When you have read the listing, copy all of it without any change.

+===+

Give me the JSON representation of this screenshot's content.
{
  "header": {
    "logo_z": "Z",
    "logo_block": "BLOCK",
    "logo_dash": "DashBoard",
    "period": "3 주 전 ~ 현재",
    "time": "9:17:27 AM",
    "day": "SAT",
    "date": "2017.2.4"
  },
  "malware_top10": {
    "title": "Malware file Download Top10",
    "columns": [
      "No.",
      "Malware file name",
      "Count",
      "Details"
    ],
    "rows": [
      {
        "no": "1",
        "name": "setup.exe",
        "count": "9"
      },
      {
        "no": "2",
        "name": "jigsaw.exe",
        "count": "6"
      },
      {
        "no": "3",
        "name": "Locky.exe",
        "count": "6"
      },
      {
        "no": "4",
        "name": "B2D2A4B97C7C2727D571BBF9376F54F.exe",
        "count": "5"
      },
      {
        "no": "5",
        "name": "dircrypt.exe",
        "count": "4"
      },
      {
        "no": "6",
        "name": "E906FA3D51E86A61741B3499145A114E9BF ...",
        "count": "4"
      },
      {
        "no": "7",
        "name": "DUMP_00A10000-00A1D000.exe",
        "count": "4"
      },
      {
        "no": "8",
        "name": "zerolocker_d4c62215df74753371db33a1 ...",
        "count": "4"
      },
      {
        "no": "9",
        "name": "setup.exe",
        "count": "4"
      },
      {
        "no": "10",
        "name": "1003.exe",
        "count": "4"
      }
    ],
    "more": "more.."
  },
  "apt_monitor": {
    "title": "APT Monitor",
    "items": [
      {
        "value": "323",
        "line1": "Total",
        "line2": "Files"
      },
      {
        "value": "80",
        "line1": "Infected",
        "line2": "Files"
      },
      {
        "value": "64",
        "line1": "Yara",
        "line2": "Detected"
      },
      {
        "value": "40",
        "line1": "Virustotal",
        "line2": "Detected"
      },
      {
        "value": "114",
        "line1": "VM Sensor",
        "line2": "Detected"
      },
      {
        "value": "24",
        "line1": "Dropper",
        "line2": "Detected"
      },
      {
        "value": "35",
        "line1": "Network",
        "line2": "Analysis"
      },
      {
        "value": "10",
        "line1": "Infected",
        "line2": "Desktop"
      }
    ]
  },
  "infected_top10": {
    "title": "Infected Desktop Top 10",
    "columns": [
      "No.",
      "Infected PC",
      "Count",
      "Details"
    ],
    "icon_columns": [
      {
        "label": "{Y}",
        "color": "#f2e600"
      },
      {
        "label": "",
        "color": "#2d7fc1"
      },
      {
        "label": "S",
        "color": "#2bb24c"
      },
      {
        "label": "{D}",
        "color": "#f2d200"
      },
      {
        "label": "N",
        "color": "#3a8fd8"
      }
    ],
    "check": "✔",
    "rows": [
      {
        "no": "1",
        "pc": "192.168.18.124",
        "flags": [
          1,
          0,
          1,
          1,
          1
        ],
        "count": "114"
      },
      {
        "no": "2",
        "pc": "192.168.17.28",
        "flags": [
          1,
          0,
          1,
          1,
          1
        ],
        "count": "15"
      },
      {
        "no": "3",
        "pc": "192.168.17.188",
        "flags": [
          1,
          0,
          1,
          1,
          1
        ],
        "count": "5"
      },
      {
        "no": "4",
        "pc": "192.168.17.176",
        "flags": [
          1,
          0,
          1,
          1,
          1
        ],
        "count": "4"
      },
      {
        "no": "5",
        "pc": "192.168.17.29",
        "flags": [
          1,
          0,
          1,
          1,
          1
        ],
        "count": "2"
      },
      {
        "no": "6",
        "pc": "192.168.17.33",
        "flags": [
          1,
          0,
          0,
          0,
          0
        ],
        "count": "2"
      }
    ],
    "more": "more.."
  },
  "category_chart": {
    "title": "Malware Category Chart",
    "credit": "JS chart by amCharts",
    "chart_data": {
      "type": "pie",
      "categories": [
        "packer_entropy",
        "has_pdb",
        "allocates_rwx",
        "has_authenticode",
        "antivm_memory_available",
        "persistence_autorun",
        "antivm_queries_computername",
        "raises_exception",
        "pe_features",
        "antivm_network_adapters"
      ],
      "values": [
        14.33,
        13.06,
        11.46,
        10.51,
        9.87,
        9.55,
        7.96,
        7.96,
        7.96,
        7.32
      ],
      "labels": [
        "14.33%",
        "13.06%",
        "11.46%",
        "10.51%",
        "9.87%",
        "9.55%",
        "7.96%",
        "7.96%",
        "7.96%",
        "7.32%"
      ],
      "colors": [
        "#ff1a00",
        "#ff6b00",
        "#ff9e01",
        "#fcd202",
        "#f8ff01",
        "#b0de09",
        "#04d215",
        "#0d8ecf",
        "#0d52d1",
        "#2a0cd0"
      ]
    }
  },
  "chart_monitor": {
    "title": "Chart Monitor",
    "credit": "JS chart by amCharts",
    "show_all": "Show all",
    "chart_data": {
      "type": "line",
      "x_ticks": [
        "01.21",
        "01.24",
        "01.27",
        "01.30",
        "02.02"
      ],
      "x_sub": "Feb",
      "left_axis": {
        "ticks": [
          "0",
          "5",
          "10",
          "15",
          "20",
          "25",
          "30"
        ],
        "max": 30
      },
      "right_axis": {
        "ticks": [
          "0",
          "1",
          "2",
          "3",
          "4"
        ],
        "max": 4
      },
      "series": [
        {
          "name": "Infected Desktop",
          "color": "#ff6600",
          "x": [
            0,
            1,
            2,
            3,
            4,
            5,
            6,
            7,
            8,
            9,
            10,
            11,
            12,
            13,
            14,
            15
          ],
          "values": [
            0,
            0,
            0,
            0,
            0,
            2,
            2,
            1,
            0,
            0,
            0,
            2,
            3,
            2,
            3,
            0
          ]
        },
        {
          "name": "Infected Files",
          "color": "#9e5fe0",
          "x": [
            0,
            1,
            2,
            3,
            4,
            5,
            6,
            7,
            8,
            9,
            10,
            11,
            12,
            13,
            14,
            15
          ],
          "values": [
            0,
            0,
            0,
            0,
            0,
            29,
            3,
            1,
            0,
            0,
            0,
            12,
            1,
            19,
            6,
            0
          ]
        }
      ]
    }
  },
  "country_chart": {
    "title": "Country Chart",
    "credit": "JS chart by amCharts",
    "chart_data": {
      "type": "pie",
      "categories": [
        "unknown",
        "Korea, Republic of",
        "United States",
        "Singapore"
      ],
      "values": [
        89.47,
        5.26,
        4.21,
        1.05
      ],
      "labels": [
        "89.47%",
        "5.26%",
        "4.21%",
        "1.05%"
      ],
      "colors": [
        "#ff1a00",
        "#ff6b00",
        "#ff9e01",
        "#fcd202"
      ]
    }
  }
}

+===+

* ANSWER TO THIS TASK *
Give me the JSON representation of this screenshot's content.
{
  "header": {
    "logo_z": "Z",
    "logo_block": "BLOCK",
    "logo_dash": "DashBoard",
    "period": "3 주 전 ~ 현재",
    "time": "9:17:27 AM",
    "day": "SAT",
    "date": "2017.2.4"
  },
  "malware_top10": {
    "title": "Malware file Download Top10",
    "columns": [
      "No.",
      "Malware file name",
      "Count",
      "Details"
    ],
    "rows": [
      {
        "no": "1",
        "name": "setup.exe",
        "count": "9"
      },
      {
        "no": "2",
        "name": "jigsaw.exe",
        "count": "6"
      },
      {
        "no": "3",
        "name": "Locky.exe",
        "count": "6"
      },
      {
        "no": "4",
        "name": "B2D2A4B97C7C2727D571BBF9376F54F.exe",
        "count": "5"
      },
      {
        "no": "5",
        "name": "dircrypt.exe",
        "count": "4"
      },
      {
        "no": "6",
        "name": "E906FA3D51E86A61741B3499145A114E9BF ...",
        "count": "4"
      },
      {
        "no": "7",
        "name": "DUMP_00A10000-00A1D000.exe",
        "count": "4"
      },
      {
        "no": "8",
        "name": "zerolocker_d4c62215df74753371db33a1 ...",
        "count": "4"
      },
      {
        "no": "9",
        "name": "setup.exe",
        "count": "4"
      },
      {
        "no": "10",
        "name": "1003.exe",
        "count": "4"
      }
    ],
    "more": "more.."
  },
  "apt_monitor": {
    "title": "APT Monitor",
    "items": [
      {
        "value": "323",
        "line1": "Total",
        "line2": "Files"
      },
      {
        "value": "80",
        "line1": "Infected",
        "line2": "Files"
      },
      {
        "value": "64",
        "line1": "Yara",
        "line2": "Detected"
      },
      {
        "value": "40",
        "line1": "Virustotal",
        "line2": "Detected"
      },
      {
        "value": "114",
        "line1": "VM Sensor",
        "line2": "Detected"
      },
      {
        "value": "24",
        "line1": "Dropper",
        "line2": "Detected"
      },
      {
        "value": "35",
        "line1": "Network",
        "line2": "Analysis"
      },
      {
        "value": "10",
        "line1": "Infected",
        "line2": "Desktop"
      }
    ]
  },
  "infected_top10": {
    "title": "Infected Desktop Top 10",
    "columns": [
      "No.",
      "Infected PC",
      "Count",
      "Details"
    ],
    "icon_columns": [
      {
        "label": "{Y}",
        "color": "#f2e600"
      },
      {
        "label": "",
        "color": "#2d7fc1"
      },
      {
        "label": "S",
        "color": "#2bb24c"
      },
      {
        "label": "{D}",
        "color": "#f2d200"
      },
      {
        "label": "N",
        "color": "#3a8fd8"
      }
    ],
    "check": "✔",
    "rows": [
      {
        "no": "1",
        "pc": "192.168.18.124",
        "flags": [
          1,
          0,
          1,
          1,
          1
        ],
        "count": "114"
      },
      {
        "no": "2",
        "pc": "192.168.17.28",
        "flags": [
          1,
          0,
          1,
          1,
          1
        ],
        "count": "15"
      },
      {
        "no": "3",
        "pc": "192.168.17.188",
        "flags": [
          1,
          0,
          1,
          1,
          1
        ],
        "count": "5"
      },
      {
        "no": "4",
        "pc": "192.168.17.176",
        "flags": [
          1,
          0,
          1,
          1,
          1
        ],
        "count": "4"
      },
      {
        "no": "5",
        "pc": "192.168.17.29",
        "flags": [
          1,
          0,
          1,
          1,
          1
        ],
        "count": "2"
      },
      {
        "no": "6",
        "pc": "192.168.17.33",
        "flags": [
          1,
          0,
          0,
          0,
          0
        ],
        "count": "2"
      }
    ],
    "more": "more.."
  },
  "category_chart": {
    "title": "Malware Category Chart",
    "credit": "JS chart by amCharts",
    "chart_data": {
      "type": "pie",
      "categories": [
        "packer_entropy",
        "has_pdb",
        "allocates_rwx",
        "has_authenticode",
        "antivm_memory_available",
        "persistence_autorun",
        "antivm_queries_computername",
        "raises_exception",
        "pe_features",
        "antivm_network_adapters"
      ],
      "values": [
        14.33,
        13.06,
        11.46,
        10.51,
        9.87,
        9.55,
        7.96,
        7.96,
        7.96,
        7.32
      ],
      "labels": [
        "14.33%",
        "13.06%",
        "11.46%",
        "10.51%",
        "9.87%",
        "9.55%",
        "7.96%",
        "7.96%",
        "7.96%",
        "7.32%"
      ],
      "colors": [
        "#ff1a00",
        "#ff6b00",
        "#ff9e01",
        "#fcd202",
        "#f8ff01",
        "#b0de09",
        "#04d215",
        "#0d8ecf",
        "#0d52d1",
        "#2a0cd0"
      ]
    }
  },
  "chart_monitor": {
    "title": "Chart Monitor",
    "credit": "JS chart by amCharts",
    "show_all": "Show all",
    "chart_data": {
      "type": "line",
      "x_ticks": [
        "01.21",
        "01.24",
        "01.27",
        "01.30",
        "02.02"
      ],
      "x_sub": "Feb",
      "left_axis": {
        "ticks": [
          "0",
          "5",
          "10",
          "15",
          "20",
          "25",
          "30"
        ],
        "max": 30
      },
      "right_axis": {
        "ticks": [
          "0",
          "1",
          "2",
          "3",
          "4"
        ],
        "max": 4
      },
      "series": [
        {
          "name": "Infected Desktop",
          "color": "#ff6600",
          "x": [
            0,
            1,
            2,
            3,
            4,
            5,
            6,
            7,
            8,
            9,
            10,
            11,
            12,
            13,
            14,
            15
          ],
          "values": [
            0,
            0,
            0,
            0,
            0,
            2,
            2,
            1,
            0,
            0,
            0,
            2,
            3,
            2,
            3,
            0
          ]
        },
        {
          "name": "Infected Files",
          "color": "#9e5fe0",
          "x": [
            0,
            1,
            2,
            3,
            4,
            5,
            6,
            7,
            8,
            9,
            10,
            11,
            12,
            13,
            14,
            15
          ],
          "values": [
            0,
            0,
            0,
            0,
            0,
            29,
            3,
            1,
            0,
            0,
            0,
            12,
            1,
            19,
            6,
            0
          ]
        }
      ]
    }
  },
  "country_chart": {
    "title": "Country Chart",
    "credit": "JS chart by amCharts",
    "chart_data": {
      "type": "pie",
      "categories": [
        "unknown",
        "Korea, Republic of",
        "United States",
        "Singapore"
      ],
      "values": [
        89.47,
        5.26,
        4.21,
        1.05
      ],
      "labels": [
        "89.47%",
        "5.26%",
        "4.21%",
        "1.05%"
      ],
      "colors": [
        "#ff1a00",
        "#ff6b00",
        "#ff9e01",
        "#fcd202"
      ]
    }
  }
}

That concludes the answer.